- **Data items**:
◆ ◆ ◆ ◆ ◆ ◆ ◆

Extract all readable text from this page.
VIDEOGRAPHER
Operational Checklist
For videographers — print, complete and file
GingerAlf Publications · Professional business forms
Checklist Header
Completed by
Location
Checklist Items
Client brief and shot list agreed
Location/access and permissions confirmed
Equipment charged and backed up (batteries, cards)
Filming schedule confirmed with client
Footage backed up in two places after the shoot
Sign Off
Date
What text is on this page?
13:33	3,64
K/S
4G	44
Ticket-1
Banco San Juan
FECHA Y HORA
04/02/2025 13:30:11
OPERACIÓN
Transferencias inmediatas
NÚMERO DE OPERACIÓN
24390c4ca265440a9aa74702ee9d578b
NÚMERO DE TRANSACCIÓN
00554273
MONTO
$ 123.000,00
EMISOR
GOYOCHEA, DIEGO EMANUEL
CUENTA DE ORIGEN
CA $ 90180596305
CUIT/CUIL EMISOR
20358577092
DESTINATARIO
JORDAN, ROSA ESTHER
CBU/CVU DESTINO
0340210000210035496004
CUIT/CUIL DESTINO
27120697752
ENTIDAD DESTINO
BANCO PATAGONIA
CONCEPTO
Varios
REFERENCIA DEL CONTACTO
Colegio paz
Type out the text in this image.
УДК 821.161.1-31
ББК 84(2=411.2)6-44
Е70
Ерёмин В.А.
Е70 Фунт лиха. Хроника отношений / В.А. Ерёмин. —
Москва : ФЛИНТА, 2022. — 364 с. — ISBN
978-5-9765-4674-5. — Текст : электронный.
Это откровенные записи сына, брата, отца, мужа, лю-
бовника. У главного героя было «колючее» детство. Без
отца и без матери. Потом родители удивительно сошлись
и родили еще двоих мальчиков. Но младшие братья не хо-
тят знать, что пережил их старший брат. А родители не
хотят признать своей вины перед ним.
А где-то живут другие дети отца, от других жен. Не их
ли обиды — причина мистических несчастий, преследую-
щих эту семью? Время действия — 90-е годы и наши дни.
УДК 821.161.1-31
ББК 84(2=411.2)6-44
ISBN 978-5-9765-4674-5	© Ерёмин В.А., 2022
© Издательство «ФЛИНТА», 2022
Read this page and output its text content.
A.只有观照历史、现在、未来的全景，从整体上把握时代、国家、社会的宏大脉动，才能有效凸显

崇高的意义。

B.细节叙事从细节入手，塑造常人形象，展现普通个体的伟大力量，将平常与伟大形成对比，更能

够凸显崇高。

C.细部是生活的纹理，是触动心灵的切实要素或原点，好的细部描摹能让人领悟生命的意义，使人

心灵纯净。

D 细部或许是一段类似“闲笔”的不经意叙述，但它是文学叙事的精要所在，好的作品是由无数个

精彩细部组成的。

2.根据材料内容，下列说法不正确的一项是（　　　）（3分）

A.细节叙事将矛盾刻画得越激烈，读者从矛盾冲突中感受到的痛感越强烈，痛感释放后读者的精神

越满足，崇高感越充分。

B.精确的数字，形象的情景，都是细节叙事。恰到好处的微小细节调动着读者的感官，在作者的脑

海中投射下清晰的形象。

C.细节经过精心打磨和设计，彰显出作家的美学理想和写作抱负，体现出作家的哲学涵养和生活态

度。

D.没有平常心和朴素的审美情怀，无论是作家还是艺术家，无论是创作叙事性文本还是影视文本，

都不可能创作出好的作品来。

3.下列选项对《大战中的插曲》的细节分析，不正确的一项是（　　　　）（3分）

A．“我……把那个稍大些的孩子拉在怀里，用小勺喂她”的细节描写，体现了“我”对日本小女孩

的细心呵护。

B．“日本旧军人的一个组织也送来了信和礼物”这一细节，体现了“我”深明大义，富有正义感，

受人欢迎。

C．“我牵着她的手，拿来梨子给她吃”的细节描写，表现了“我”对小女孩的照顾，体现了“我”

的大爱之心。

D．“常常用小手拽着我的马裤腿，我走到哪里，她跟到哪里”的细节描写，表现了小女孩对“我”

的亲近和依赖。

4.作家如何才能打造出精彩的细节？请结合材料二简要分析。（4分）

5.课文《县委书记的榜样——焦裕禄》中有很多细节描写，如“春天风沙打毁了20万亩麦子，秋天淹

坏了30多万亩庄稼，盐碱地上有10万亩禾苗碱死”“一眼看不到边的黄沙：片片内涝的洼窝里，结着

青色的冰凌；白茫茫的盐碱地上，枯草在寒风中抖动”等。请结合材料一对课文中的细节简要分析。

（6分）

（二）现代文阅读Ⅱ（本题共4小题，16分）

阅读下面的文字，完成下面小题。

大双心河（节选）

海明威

◆ ◆ ◆ ◆ ◆ ◆ ◆

- **AIM**:
Restate all of the entries above precisely.

- **EXPECTED ANSWER**:
Extract all readable text from this page.
VIDEOGRAPHER
Operational Checklist
For videographers — print, complete and file
GingerAlf Publications · Professional business forms
Checklist Header
Completed by
Location
Checklist Items
Client brief and shot list agreed
Location/access and permissions confirmed
Equipment charged and backed up (batteries, cards)
Filming schedule confirmed with client
Footage backed up in two places after the shoot
Sign Off
Date
What text is on this page?
13:33	3,64
K/S
4G	44
Ticket-1
Banco San Juan
FECHA Y HORA
04/02/2025 13:30:11
OPERACIÓN
Transferencias inmediatas
NÚMERO DE OPERACIÓN
24390c4ca265440a9aa74702ee9d578b
NÚMERO DE TRANSACCIÓN
00554273
MONTO
$ 123.000,00
EMISOR
GOYOCHEA, DIEGO EMANUEL
CUENTA DE ORIGEN
CA $ 90180596305
CUIT/CUIL EMISOR
20358577092
DESTINATARIO
JORDAN, ROSA ESTHER
CBU/CVU DESTINO
0340210000210035496004
CUIT/CUIL DESTINO
27120697752
ENTIDAD DESTINO
BANCO PATAGONIA
CONCEPTO
Varios
REFERENCIA DEL CONTACTO
Colegio paz
Type out the text in this image.
УДК 821.161.1-31
ББК 84(2=411.2)6-44
Е70
Ерёмин В.А.
Е70 Фунт лиха. Хроника отношений / В.А. Ерёмин. —
Москва : ФЛИНТА, 2022. — 364 с. — ISBN
978-5-9765-4674-5. — Текст : электронный.
Это откровенные записи сына, брата, отца, мужа, лю-
бовника. У главного героя было «колючее» детство. Без
отца и без матери. Потом родители удивительно сошлись
и родили еще двоих мальчиков. Но младшие братья не хо-
тят знать, что пережил их старший брат. А родители не
хотят признать своей вины перед ним.
А где-то живут другие дети отца, от других жен. Не их
ли обиды — причина мистических несчастий, преследую-
щих эту семью? Время действия — 90-е годы и наши дни.
УДК 821.161.1-31
ББК 84(2=411.2)6-44
ISBN 978-5-9765-4674-5	© Ерёмин В.А., 2022
© Издательство «ФЛИНТА», 2022
Read this page and output its text content.
A.只有观照历史、现在、未来的全景，从整体上把握时代、国家、社会的宏大脉动，才能有效凸显

崇高的意义。

B.细节叙事从细节入手，塑造常人形象，展现普通个体的伟大力量，将平常与伟大形成对比，更能

够凸显崇高。

C.细部是生活的纹理，是触动心灵的切实要素或原点，好的细部描摹能让人领悟生命的意义，使人

心灵纯净。

D 细部或许是一段类似“闲笔”的不经意叙述，但它是文学叙事的精要所在，好的作品是由无数个

精彩细部组成的。

2.根据材料内容，下列说法不正确的一项是（　　　）（3分）

A.细节叙事将矛盾刻画得越激烈，读者从矛盾冲突中感受到的痛感越强烈，痛感释放后读者的精神

越满足，崇高感越充分。

B.精确的数字，形象的情景，都是细节叙事。恰到好处的微小细节调动着读者的感官，在作者的脑

海中投射下清晰的形象。

C.细节经过精心打磨和设计，彰显出作家的美学理想和写作抱负，体现出作家的哲学涵养和生活态

度。

D.没有平常心和朴素的审美情怀，无论是作家还是艺术家，无论是创作叙事性文本还是影视文本，

都不可能创作出好的作品来。

3.下列选项对《大战中的插曲》的细节分析，不正确的一项是（　　　　）（3分）

A．“我……把那个稍大些的孩子拉在怀里，用小勺喂她”的细节描写，体现了“我”对日本小女孩

的细心呵护。

B．“日本旧军人的一个组织也送来了信和礼物”这一细节，体现了“我”深明大义，富有正义感，

受人欢迎。

C．“我牵着她的手，拿来梨子给她吃”的细节描写，表现了“我”对小女孩的照顾，体现了“我”

的大爱之心。

D．“常常用小手拽着我的马裤腿，我走到哪里，她跟到哪里”的细节描写，表现了小女孩对“我”

的亲近和依赖。

4.作家如何才能打造出精彩的细节？请结合材料二简要分析。（4分）

5.课文《县委书记的榜样——焦裕禄》中有很多细节描写，如“春天风沙打毁了20万亩麦子，秋天淹

坏了30多万亩庄稼，盐碱地上有10万亩禾苗碱死”“一眼看不到边的黄沙：片片内涝的洼窝里，结着

青色的冰凌；白茫茫的盐碱地上，枯草在寒风中抖动”等。请结合材料一对课文中的细节简要分析。

（6分）

（二）现代文阅读Ⅱ（本题共4小题，16分）

阅读下面的文字，完成下面小题。

大双心河（节选）

海明威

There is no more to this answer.